Aim of the task: No images are to be carried over; print all other material exactly as it stands.

Provided records:
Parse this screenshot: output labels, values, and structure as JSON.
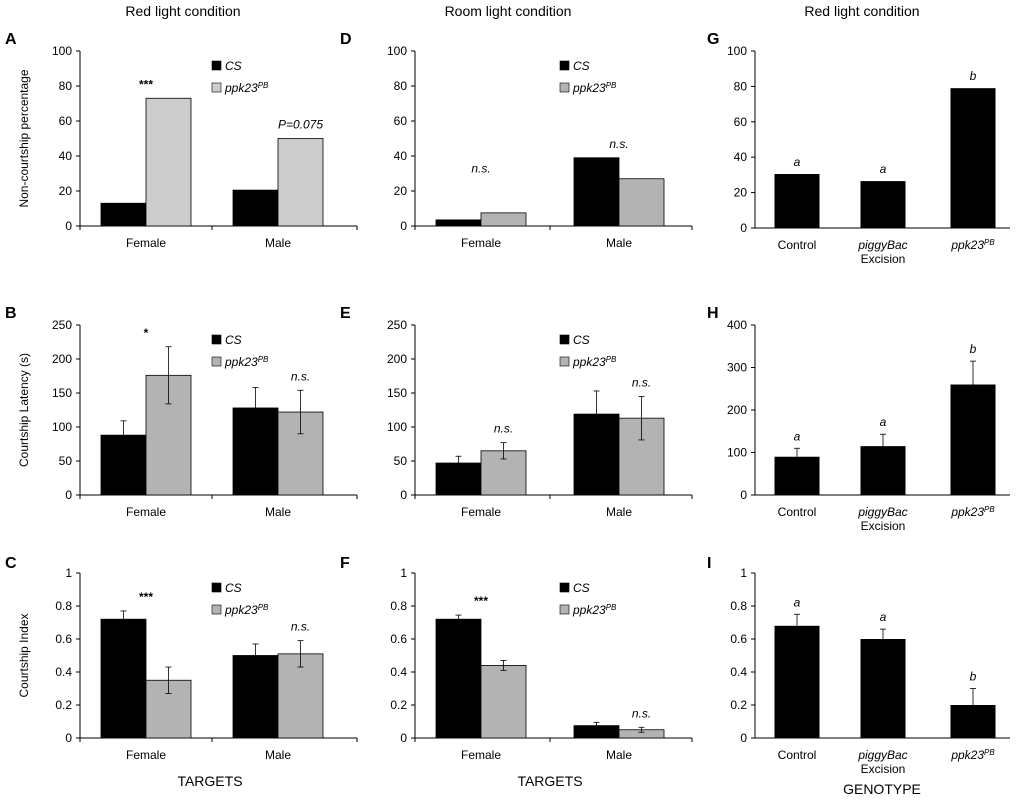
{
  "column_titles": [
    "Red light condition",
    "Room light condition",
    "Red light condition"
  ],
  "bottom_labels": [
    "TARGETS",
    "TARGETS",
    "GENOTYPE"
  ],
  "colors": {
    "cs": "#000000",
    "ppk_light": "#cccccc",
    "ppk_mid": "#b3b3b3",
    "axis": "#000000"
  },
  "chart_data": [
    {
      "panel": "A",
      "type": "bar",
      "col": 0,
      "row": 0,
      "ylabel": "Non-courtship percentage",
      "ylim": [
        0,
        100
      ],
      "yticks": [
        "0",
        "20",
        "40",
        "60",
        "80",
        "100"
      ],
      "categories": [
        "Female",
        "Male"
      ],
      "series": [
        {
          "name": "CS",
          "values": [
            13,
            20.5
          ],
          "color": "#000000"
        },
        {
          "name": "ppk23",
          "name_sup": "PB",
          "values": [
            73,
            50
          ],
          "color": "#cccccc"
        }
      ],
      "annotations": [
        {
          "text": "***",
          "cat": 0
        },
        {
          "text": "P=0.075",
          "cat": 1
        }
      ],
      "legend": "top-right"
    },
    {
      "panel": "B",
      "type": "bar",
      "col": 0,
      "row": 1,
      "ylabel": "Courtship Latency (s)",
      "ylim": [
        0,
        250
      ],
      "yticks": [
        "0",
        "50",
        "100",
        "150",
        "200",
        "250"
      ],
      "categories": [
        "Female",
        "Male"
      ],
      "series": [
        {
          "name": "CS",
          "values": [
            88,
            128
          ],
          "errors": [
            21,
            30
          ],
          "color": "#000000"
        },
        {
          "name": "ppk23",
          "name_sup": "PB",
          "values": [
            176,
            122
          ],
          "errors": [
            42,
            32
          ],
          "color": "#b3b3b3"
        }
      ],
      "annotations": [
        {
          "text": "*",
          "cat": 0
        },
        {
          "text": "n.s.",
          "cat": 1
        }
      ],
      "legend": "top-right"
    },
    {
      "panel": "C",
      "type": "bar",
      "col": 0,
      "row": 2,
      "ylabel": "Courtship Index",
      "ylim": [
        0,
        1
      ],
      "yticks": [
        "0",
        "0.2",
        "0.4",
        "0.6",
        "0.8",
        "1"
      ],
      "categories": [
        "Female",
        "Male"
      ],
      "series": [
        {
          "name": "CS",
          "values": [
            0.72,
            0.5
          ],
          "errors": [
            0.05,
            0.07
          ],
          "color": "#000000"
        },
        {
          "name": "ppk23",
          "name_sup": "PB",
          "values": [
            0.35,
            0.51
          ],
          "errors": [
            0.08,
            0.08
          ],
          "color": "#b3b3b3"
        }
      ],
      "annotations": [
        {
          "text": "***",
          "cat": 0
        },
        {
          "text": "n.s.",
          "cat": 1
        }
      ],
      "legend": "top-right"
    },
    {
      "panel": "D",
      "type": "bar",
      "col": 1,
      "row": 0,
      "ylabel": "",
      "ylim": [
        0,
        100
      ],
      "yticks": [
        "0",
        "20",
        "40",
        "60",
        "80",
        "100"
      ],
      "categories": [
        "Female",
        "Male"
      ],
      "series": [
        {
          "name": "CS",
          "values": [
            3.5,
            39
          ],
          "color": "#000000"
        },
        {
          "name": "ppk23",
          "name_sup": "PB",
          "values": [
            7.5,
            27
          ],
          "color": "#b3b3b3"
        }
      ],
      "annotations": [
        {
          "text": "n.s.",
          "cat": 0
        },
        {
          "text": "n.s.",
          "cat": 1
        }
      ],
      "legend": "top-right"
    },
    {
      "panel": "E",
      "type": "bar",
      "col": 1,
      "row": 1,
      "ylabel": "",
      "ylim": [
        0,
        250
      ],
      "yticks": [
        "0",
        "50",
        "100",
        "150",
        "200",
        "250"
      ],
      "categories": [
        "Female",
        "Male"
      ],
      "series": [
        {
          "name": "CS",
          "values": [
            47,
            119
          ],
          "errors": [
            10,
            34
          ],
          "color": "#000000"
        },
        {
          "name": "ppk23",
          "name_sup": "PB",
          "values": [
            65,
            113
          ],
          "errors": [
            12,
            32
          ],
          "color": "#b3b3b3"
        }
      ],
      "annotations": [
        {
          "text": "n.s.",
          "cat": 0
        },
        {
          "text": "n.s.",
          "cat": 1
        }
      ],
      "legend": "top-right"
    },
    {
      "panel": "F",
      "type": "bar",
      "col": 1,
      "row": 2,
      "ylabel": "",
      "ylim": [
        0,
        1
      ],
      "yticks": [
        "0",
        "0.2",
        "0.4",
        "0.6",
        "0.8",
        "1"
      ],
      "categories": [
        "Female",
        "Male"
      ],
      "series": [
        {
          "name": "CS",
          "values": [
            0.72,
            0.075
          ],
          "errors": [
            0.025,
            0.02
          ],
          "color": "#000000"
        },
        {
          "name": "ppk23",
          "name_sup": "PB",
          "values": [
            0.44,
            0.05
          ],
          "errors": [
            0.03,
            0.015
          ],
          "color": "#b3b3b3"
        }
      ],
      "annotations": [
        {
          "text": "***",
          "cat": 0
        },
        {
          "text": "n.s.",
          "cat": 1
        }
      ],
      "legend": "top-right"
    },
    {
      "panel": "G",
      "type": "bar",
      "col": 2,
      "row": 0,
      "ylabel": "",
      "ylim": [
        0,
        100
      ],
      "yticks": [
        "0",
        "20",
        "40",
        "60",
        "80",
        "100"
      ],
      "categories": [
        "Control",
        "piggyBac|Excision",
        "ppk23^PB"
      ],
      "series": [
        {
          "name": "",
          "values": [
            30.5,
            26.5,
            79
          ],
          "color": "#000000"
        }
      ],
      "letters": [
        "a",
        "a",
        "b"
      ]
    },
    {
      "panel": "H",
      "type": "bar",
      "col": 2,
      "row": 1,
      "ylabel": "",
      "ylim": [
        0,
        400
      ],
      "yticks": [
        "0",
        "100",
        "200",
        "300",
        "400"
      ],
      "categories": [
        "Control",
        "piggyBac|Excision",
        "ppk23^PB"
      ],
      "series": [
        {
          "name": "",
          "values": [
            90,
            115,
            260
          ],
          "errors": [
            20,
            28,
            55
          ],
          "color": "#000000"
        }
      ],
      "letters": [
        "a",
        "a",
        "b"
      ]
    },
    {
      "panel": "I",
      "type": "bar",
      "col": 2,
      "row": 2,
      "ylabel": "",
      "ylim": [
        0,
        1
      ],
      "yticks": [
        "0",
        "0.2",
        "0.4",
        "0.6",
        "0.8",
        "1"
      ],
      "categories": [
        "Control",
        "piggyBac|Excision",
        "ppk23^PB"
      ],
      "series": [
        {
          "name": "",
          "values": [
            0.68,
            0.6,
            0.2
          ],
          "errors": [
            0.07,
            0.06,
            0.1
          ],
          "color": "#000000"
        }
      ],
      "letters": [
        "a",
        "a",
        "b"
      ]
    }
  ]
}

Reply to the task:
Parse this screenshot: output labels, values, and structure as JSON.
{
  "column_titles": [
    "Red light condition",
    "Room light condition",
    "Red light condition"
  ],
  "bottom_labels": [
    "TARGETS",
    "TARGETS",
    "GENOTYPE"
  ],
  "colors": {
    "cs": "#000000",
    "ppk_light": "#cccccc",
    "ppk_mid": "#b3b3b3",
    "axis": "#000000"
  },
  "chart_data": [
    {
      "panel": "A",
      "type": "bar",
      "col": 0,
      "row": 0,
      "ylabel": "Non-courtship percentage",
      "ylim": [
        0,
        100
      ],
      "yticks": [
        "0",
        "20",
        "40",
        "60",
        "80",
        "100"
      ],
      "categories": [
        "Female",
        "Male"
      ],
      "series": [
        {
          "name": "CS",
          "values": [
            13,
            20.5
          ],
          "color": "#000000"
        },
        {
          "name": "ppk23",
          "name_sup": "PB",
          "values": [
            73,
            50
          ],
          "color": "#cccccc"
        }
      ],
      "annotations": [
        {
          "text": "***",
          "cat": 0
        },
        {
          "text": "P=0.075",
          "cat": 1
        }
      ],
      "legend": "top-right"
    },
    {
      "panel": "B",
      "type": "bar",
      "col": 0,
      "row": 1,
      "ylabel": "Courtship Latency (s)",
      "ylim": [
        0,
        250
      ],
      "yticks": [
        "0",
        "50",
        "100",
        "150",
        "200",
        "250"
      ],
      "categories": [
        "Female",
        "Male"
      ],
      "series": [
        {
          "name": "CS",
          "values": [
            88,
            128
          ],
          "errors": [
            21,
            30
          ],
          "color": "#000000"
        },
        {
          "name": "ppk23",
          "name_sup": "PB",
          "values": [
            176,
            122
          ],
          "errors": [
            42,
            32
          ],
          "color": "#b3b3b3"
        }
      ],
      "annotations": [
        {
          "text": "*",
          "cat": 0
        },
        {
          "text": "n.s.",
          "cat": 1
        }
      ],
      "legend": "top-right"
    },
    {
      "panel": "C",
      "type": "bar",
      "col": 0,
      "row": 2,
      "ylabel": "Courtship Index",
      "ylim": [
        0,
        1
      ],
      "yticks": [
        "0",
        "0.2",
        "0.4",
        "0.6",
        "0.8",
        "1"
      ],
      "categories": [
        "Female",
        "Male"
      ],
      "series": [
        {
          "name": "CS",
          "values": [
            0.72,
            0.5
          ],
          "errors": [
            0.05,
            0.07
          ],
          "color": "#000000"
        },
        {
          "name": "ppk23",
          "name_sup": "PB",
          "values": [
            0.35,
            0.51
          ],
          "errors": [
            0.08,
            0.08
          ],
          "color": "#b3b3b3"
        }
      ],
      "annotations": [
        {
          "text": "***",
          "cat": 0
        },
        {
          "text": "n.s.",
          "cat": 1
        }
      ],
      "legend": "top-right"
    },
    {
      "panel": "D",
      "type": "bar",
      "col": 1,
      "row": 0,
      "ylabel": "",
      "ylim": [
        0,
        100
      ],
      "yticks": [
        "0",
        "20",
        "40",
        "60",
        "80",
        "100"
      ],
      "categories": [
        "Female",
        "Male"
      ],
      "series": [
        {
          "name": "CS",
          "values": [
            3.5,
            39
          ],
          "color": "#000000"
        },
        {
          "name": "ppk23",
          "name_sup": "PB",
          "values": [
            7.5,
            27
          ],
          "color": "#b3b3b3"
        }
      ],
      "annotations": [
        {
          "text": "n.s.",
          "cat": 0
        },
        {
          "text": "n.s.",
          "cat": 1
        }
      ],
      "legend": "top-right"
    },
    {
      "panel": "E",
      "type": "bar",
      "col": 1,
      "row": 1,
      "ylabel": "",
      "ylim": [
        0,
        250
      ],
      "yticks": [
        "0",
        "50",
        "100",
        "150",
        "200",
        "250"
      ],
      "categories": [
        "Female",
        "Male"
      ],
      "series": [
        {
          "name": "CS",
          "values": [
            47,
            119
          ],
          "errors": [
            10,
            34
          ],
          "color": "#000000"
        },
        {
          "name": "ppk23",
          "name_sup": "PB",
          "values": [
            65,
            113
          ],
          "errors": [
            12,
            32
          ],
          "color": "#b3b3b3"
        }
      ],
      "annotations": [
        {
          "text": "n.s.",
          "cat": 0
        },
        {
          "text": "n.s.",
          "cat": 1
        }
      ],
      "legend": "top-right"
    },
    {
      "panel": "F",
      "type": "bar",
      "col": 1,
      "row": 2,
      "ylabel": "",
      "ylim": [
        0,
        1
      ],
      "yticks": [
        "0",
        "0.2",
        "0.4",
        "0.6",
        "0.8",
        "1"
      ],
      "categories": [
        "Female",
        "Male"
      ],
      "series": [
        {
          "name": "CS",
          "values": [
            0.72,
            0.075
          ],
          "errors": [
            0.025,
            0.02
          ],
          "color": "#000000"
        },
        {
          "name": "ppk23",
          "name_sup": "PB",
          "values": [
            0.44,
            0.05
          ],
          "errors": [
            0.03,
            0.015
          ],
          "color": "#b3b3b3"
        }
      ],
      "annotations": [
        {
          "text": "***",
          "cat": 0
        },
        {
          "text": "n.s.",
          "cat": 1
        }
      ],
      "legend": "top-right"
    },
    {
      "panel": "G",
      "type": "bar",
      "col": 2,
      "row": 0,
      "ylabel": "",
      "ylim": [
        0,
        100
      ],
      "yticks": [
        "0",
        "20",
        "40",
        "60",
        "80",
        "100"
      ],
      "categories": [
        "Control",
        "piggyBac|Excision",
        "ppk23^PB"
      ],
      "series": [
        {
          "name": "",
          "values": [
            30.5,
            26.5,
            79
          ],
          "color": "#000000"
        }
      ],
      "letters": [
        "a",
        "a",
        "b"
      ]
    },
    {
      "panel": "H",
      "type": "bar",
      "col": 2,
      "row": 1,
      "ylabel": "",
      "ylim": [
        0,
        400
      ],
      "yticks": [
        "0",
        "100",
        "200",
        "300",
        "400"
      ],
      "categories": [
        "Control",
        "piggyBac|Excision",
        "ppk23^PB"
      ],
      "series": [
        {
          "name": "",
          "values": [
            90,
            115,
            260
          ],
          "errors": [
            20,
            28,
            55
          ],
          "color": "#000000"
        }
      ],
      "letters": [
        "a",
        "a",
        "b"
      ]
    },
    {
      "panel": "I",
      "type": "bar",
      "col": 2,
      "row": 2,
      "ylabel": "",
      "ylim": [
        0,
        1
      ],
      "yticks": [
        "0",
        "0.2",
        "0.4",
        "0.6",
        "0.8",
        "1"
      ],
      "categories": [
        "Control",
        "piggyBac|Excision",
        "ppk23^PB"
      ],
      "series": [
        {
          "name": "",
          "values": [
            0.68,
            0.6,
            0.2
          ],
          "errors": [
            0.07,
            0.06,
            0.1
          ],
          "color": "#000000"
        }
      ],
      "letters": [
        "a",
        "a",
        "b"
      ]
    }
  ]
}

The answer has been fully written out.